● WORK REQUIRED
Can the data below be echoed back word for word?

::::

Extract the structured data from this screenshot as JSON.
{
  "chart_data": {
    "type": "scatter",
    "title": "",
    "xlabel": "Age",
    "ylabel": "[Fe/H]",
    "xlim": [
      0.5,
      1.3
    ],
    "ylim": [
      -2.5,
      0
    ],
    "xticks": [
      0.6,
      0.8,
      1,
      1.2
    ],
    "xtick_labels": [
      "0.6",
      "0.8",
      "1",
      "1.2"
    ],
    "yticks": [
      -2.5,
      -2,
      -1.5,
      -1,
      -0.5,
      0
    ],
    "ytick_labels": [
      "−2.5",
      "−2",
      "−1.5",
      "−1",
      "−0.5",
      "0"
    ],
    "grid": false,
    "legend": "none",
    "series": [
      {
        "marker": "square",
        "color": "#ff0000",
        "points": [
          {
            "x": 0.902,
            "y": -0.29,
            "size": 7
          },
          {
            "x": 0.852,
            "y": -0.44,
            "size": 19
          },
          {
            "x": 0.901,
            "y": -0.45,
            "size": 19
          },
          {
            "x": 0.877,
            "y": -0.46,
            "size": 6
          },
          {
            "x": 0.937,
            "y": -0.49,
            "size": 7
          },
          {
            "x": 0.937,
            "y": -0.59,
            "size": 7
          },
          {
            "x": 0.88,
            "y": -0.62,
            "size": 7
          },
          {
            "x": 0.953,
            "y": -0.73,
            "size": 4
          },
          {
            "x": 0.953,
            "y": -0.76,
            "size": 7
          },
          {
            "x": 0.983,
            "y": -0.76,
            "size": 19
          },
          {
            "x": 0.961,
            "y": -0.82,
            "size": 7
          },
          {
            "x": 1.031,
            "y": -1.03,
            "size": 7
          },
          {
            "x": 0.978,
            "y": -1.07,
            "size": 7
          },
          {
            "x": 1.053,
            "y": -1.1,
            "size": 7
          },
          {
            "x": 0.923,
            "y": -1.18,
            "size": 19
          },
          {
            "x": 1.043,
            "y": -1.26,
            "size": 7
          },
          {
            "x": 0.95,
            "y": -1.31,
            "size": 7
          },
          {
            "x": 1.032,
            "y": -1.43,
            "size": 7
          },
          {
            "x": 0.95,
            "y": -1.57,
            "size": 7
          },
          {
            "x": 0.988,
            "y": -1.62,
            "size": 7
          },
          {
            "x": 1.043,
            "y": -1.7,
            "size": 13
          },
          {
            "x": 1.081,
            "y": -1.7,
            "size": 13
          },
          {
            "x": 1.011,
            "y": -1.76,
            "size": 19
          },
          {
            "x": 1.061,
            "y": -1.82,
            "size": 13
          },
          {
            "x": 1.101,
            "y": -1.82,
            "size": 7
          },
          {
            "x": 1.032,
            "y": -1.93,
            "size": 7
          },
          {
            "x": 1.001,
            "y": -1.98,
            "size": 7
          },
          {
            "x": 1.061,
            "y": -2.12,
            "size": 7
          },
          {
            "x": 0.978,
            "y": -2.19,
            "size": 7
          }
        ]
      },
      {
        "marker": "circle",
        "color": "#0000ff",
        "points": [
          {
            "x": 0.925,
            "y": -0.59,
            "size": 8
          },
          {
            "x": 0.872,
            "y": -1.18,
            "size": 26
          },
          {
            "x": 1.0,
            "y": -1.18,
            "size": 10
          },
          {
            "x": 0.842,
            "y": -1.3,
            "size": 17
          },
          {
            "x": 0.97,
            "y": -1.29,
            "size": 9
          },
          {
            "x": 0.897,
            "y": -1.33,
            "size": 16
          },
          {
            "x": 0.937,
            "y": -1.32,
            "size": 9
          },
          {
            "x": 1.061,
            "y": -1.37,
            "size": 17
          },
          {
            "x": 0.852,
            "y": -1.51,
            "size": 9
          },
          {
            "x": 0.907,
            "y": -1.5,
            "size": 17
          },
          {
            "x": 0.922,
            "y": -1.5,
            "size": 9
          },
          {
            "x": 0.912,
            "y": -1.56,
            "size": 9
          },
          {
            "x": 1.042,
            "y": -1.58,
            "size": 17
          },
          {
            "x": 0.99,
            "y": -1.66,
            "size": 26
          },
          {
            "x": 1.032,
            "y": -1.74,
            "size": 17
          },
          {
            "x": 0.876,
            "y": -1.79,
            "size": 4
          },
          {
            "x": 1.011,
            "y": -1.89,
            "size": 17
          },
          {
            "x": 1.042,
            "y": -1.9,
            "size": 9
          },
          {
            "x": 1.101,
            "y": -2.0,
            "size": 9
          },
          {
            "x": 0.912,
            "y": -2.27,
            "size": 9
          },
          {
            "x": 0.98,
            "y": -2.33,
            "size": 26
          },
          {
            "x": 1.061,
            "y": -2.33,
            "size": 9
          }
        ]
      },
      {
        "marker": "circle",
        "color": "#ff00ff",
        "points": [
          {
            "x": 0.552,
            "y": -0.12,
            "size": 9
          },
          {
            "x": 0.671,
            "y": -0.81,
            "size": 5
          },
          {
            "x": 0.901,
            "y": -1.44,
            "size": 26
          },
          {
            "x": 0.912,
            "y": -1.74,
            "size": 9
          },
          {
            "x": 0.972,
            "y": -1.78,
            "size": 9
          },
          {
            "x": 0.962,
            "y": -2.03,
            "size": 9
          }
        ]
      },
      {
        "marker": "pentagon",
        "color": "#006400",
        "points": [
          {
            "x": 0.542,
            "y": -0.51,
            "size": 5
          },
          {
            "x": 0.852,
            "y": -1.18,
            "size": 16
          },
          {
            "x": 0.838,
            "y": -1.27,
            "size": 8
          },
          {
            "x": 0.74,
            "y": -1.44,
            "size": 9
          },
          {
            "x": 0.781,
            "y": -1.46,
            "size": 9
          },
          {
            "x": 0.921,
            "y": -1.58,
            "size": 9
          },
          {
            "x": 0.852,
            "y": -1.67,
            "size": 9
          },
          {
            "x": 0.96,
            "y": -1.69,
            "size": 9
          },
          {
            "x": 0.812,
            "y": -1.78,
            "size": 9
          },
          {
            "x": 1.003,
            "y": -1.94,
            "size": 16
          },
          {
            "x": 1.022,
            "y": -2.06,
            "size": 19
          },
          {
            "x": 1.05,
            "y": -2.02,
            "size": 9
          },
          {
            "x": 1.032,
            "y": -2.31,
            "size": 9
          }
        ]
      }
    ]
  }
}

::::

● SOLUTION FOR THIS PROBLEM
Extract the structured data from this screenshot as JSON.
{
  "chart_data": {
    "type": "scatter",
    "title": "",
    "xlabel": "Age",
    "ylabel": "[Fe/H]",
    "xlim": [
      0.5,
      1.3
    ],
    "ylim": [
      -2.5,
      0
    ],
    "xticks": [
      0.6,
      0.8,
      1,
      1.2
    ],
    "xtick_labels": [
      "0.6",
      "0.8",
      "1",
      "1.2"
    ],
    "yticks": [
      -2.5,
      -2,
      -1.5,
      -1,
      -0.5,
      0
    ],
    "ytick_labels": [
      "−2.5",
      "−2",
      "−1.5",
      "−1",
      "−0.5",
      "0"
    ],
    "grid": false,
    "legend": "none",
    "series": [
      {
        "marker": "square",
        "color": "#ff0000",
        "points": [
          {
            "x": 0.902,
            "y": -0.29,
            "size": 7
          },
          {
            "x": 0.852,
            "y": -0.44,
            "size": 19
          },
          {
            "x": 0.901,
            "y": -0.45,
            "size": 19
          },
          {
            "x": 0.877,
            "y": -0.46,
            "size": 6
          },
          {
            "x": 0.937,
            "y": -0.49,
            "size": 7
          },
          {
            "x": 0.937,
            "y": -0.59,
            "size": 7
          },
          {
            "x": 0.88,
            "y": -0.62,
            "size": 7
          },
          {
            "x": 0.953,
            "y": -0.73,
            "size": 4
          },
          {
            "x": 0.953,
            "y": -0.76,
            "size": 7
          },
          {
            "x": 0.983,
            "y": -0.76,
            "size": 19
          },
          {
            "x": 0.961,
            "y": -0.82,
            "size": 7
          },
          {
            "x": 1.031,
            "y": -1.03,
            "size": 7
          },
          {
            "x": 0.978,
            "y": -1.07,
            "size": 7
          },
          {
            "x": 1.053,
            "y": -1.1,
            "size": 7
          },
          {
            "x": 0.923,
            "y": -1.18,
            "size": 19
          },
          {
            "x": 1.043,
            "y": -1.26,
            "size": 7
          },
          {
            "x": 0.95,
            "y": -1.31,
            "size": 7
          },
          {
            "x": 1.032,
            "y": -1.43,
            "size": 7
          },
          {
            "x": 0.95,
            "y": -1.57,
            "size": 7
          },
          {
            "x": 0.988,
            "y": -1.62,
            "size": 7
          },
          {
            "x": 1.043,
            "y": -1.7,
            "size": 13
          },
          {
            "x": 1.081,
            "y": -1.7,
            "size": 13
          },
          {
            "x": 1.011,
            "y": -1.76,
            "size": 19
          },
          {
            "x": 1.061,
            "y": -1.82,
            "size": 13
          },
          {
            "x": 1.101,
            "y": -1.82,
            "size": 7
          },
          {
            "x": 1.032,
            "y": -1.93,
            "size": 7
          },
          {
            "x": 1.001,
            "y": -1.98,
            "size": 7
          },
          {
            "x": 1.061,
            "y": -2.12,
            "size": 7
          },
          {
            "x": 0.978,
            "y": -2.19,
            "size": 7
          }
        ]
      },
      {
        "marker": "circle",
        "color": "#0000ff",
        "points": [
          {
            "x": 0.925,
            "y": -0.59,
            "size": 8
          },
          {
            "x": 0.872,
            "y": -1.18,
            "size": 26
          },
          {
            "x": 1.0,
            "y": -1.18,
            "size": 10
          },
          {
            "x": 0.842,
            "y": -1.3,
            "size": 17
          },
          {
            "x": 0.97,
            "y": -1.29,
            "size": 9
          },
          {
            "x": 0.897,
            "y": -1.33,
            "size": 16
          },
          {
            "x": 0.937,
            "y": -1.32,
            "size": 9
          },
          {
            "x": 1.061,
            "y": -1.37,
            "size": 17
          },
          {
            "x": 0.852,
            "y": -1.51,
            "size": 9
          },
          {
            "x": 0.907,
            "y": -1.5,
            "size": 17
          },
          {
            "x": 0.922,
            "y": -1.5,
            "size": 9
          },
          {
            "x": 0.912,
            "y": -1.56,
            "size": 9
          },
          {
            "x": 1.042,
            "y": -1.58,
            "size": 17
          },
          {
            "x": 0.99,
            "y": -1.66,
            "size": 26
          },
          {
            "x": 1.032,
            "y": -1.74,
            "size": 17
          },
          {
            "x": 0.876,
            "y": -1.79,
            "size": 4
          },
          {
            "x": 1.011,
            "y": -1.89,
            "size": 17
          },
          {
            "x": 1.042,
            "y": -1.9,
            "size": 9
          },
          {
            "x": 1.101,
            "y": -2.0,
            "size": 9
          },
          {
            "x": 0.912,
            "y": -2.27,
            "size": 9
          },
          {
            "x": 0.98,
            "y": -2.33,
            "size": 26
          },
          {
            "x": 1.061,
            "y": -2.33,
            "size": 9
          }
        ]
      },
      {
        "marker": "circle",
        "color": "#ff00ff",
        "points": [
          {
            "x": 0.552,
            "y": -0.12,
            "size": 9
          },
          {
            "x": 0.671,
            "y": -0.81,
            "size": 5
          },
          {
            "x": 0.901,
            "y": -1.44,
            "size": 26
          },
          {
            "x": 0.912,
            "y": -1.74,
            "size": 9
          },
          {
            "x": 0.972,
            "y": -1.78,
            "size": 9
          },
          {
            "x": 0.962,
            "y": -2.03,
            "size": 9
          }
        ]
      },
      {
        "marker": "pentagon",
        "color": "#006400",
        "points": [
          {
            "x": 0.542,
            "y": -0.51,
            "size": 5
          },
          {
            "x": 0.852,
            "y": -1.18,
            "size": 16
          },
          {
            "x": 0.838,
            "y": -1.27,
            "size": 8
          },
          {
            "x": 0.74,
            "y": -1.44,
            "size": 9
          },
          {
            "x": 0.781,
            "y": -1.46,
            "size": 9
          },
          {
            "x": 0.921,
            "y": -1.58,
            "size": 9
          },
          {
            "x": 0.852,
            "y": -1.67,
            "size": 9
          },
          {
            "x": 0.96,
            "y": -1.69,
            "size": 9
          },
          {
            "x": 0.812,
            "y": -1.78,
            "size": 9
          },
          {
            "x": 1.003,
            "y": -1.94,
            "size": 16
          },
          {
            "x": 1.022,
            "y": -2.06,
            "size": 19
          },
          {
            "x": 1.05,
            "y": -2.02,
            "size": 9
          },
          {
            "x": 1.032,
            "y": -2.31,
            "size": 9
          }
        ]
      }
    ]
  }
}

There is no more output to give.